■ **Input for this task**
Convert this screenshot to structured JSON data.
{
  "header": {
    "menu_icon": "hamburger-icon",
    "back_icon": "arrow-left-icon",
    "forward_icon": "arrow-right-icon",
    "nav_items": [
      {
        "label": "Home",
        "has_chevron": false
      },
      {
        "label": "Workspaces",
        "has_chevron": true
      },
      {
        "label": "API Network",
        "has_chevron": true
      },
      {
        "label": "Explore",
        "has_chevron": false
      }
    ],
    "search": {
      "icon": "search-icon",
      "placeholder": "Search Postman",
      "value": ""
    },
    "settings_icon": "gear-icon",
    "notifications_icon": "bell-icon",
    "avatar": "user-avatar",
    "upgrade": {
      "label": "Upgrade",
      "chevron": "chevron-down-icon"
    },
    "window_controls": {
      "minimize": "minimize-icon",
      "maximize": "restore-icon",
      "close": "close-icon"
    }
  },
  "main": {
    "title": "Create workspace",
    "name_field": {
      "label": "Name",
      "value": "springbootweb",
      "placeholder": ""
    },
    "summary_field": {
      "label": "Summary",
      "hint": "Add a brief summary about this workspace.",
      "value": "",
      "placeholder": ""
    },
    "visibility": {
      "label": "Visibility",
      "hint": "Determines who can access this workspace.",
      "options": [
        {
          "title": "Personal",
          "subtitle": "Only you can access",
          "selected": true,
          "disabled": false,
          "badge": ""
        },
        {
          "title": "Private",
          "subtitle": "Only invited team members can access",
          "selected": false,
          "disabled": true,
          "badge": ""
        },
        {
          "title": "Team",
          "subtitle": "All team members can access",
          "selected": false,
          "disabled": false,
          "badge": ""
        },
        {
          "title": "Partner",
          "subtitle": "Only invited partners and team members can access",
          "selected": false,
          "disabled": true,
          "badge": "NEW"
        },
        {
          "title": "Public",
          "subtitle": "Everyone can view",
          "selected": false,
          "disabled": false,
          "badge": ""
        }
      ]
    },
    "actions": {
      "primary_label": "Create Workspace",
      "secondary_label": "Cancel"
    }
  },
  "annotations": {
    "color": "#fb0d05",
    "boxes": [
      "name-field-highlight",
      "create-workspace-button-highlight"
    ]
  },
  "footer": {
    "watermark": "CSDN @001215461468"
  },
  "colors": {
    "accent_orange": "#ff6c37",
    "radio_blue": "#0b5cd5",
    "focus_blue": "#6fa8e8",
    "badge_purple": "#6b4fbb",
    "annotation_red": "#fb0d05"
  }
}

■ **What you have to do**
Which lines contain "subtitle"? Copy each of them out.

■ **Written response**
          "subtitle": "Only you can access",
          "subtitle": "Only invited team members can access",
          "subtitle": "All team members can access",
          "subtitle": "Only invited partners and team members can access",
          "subtitle": "Everyone can view",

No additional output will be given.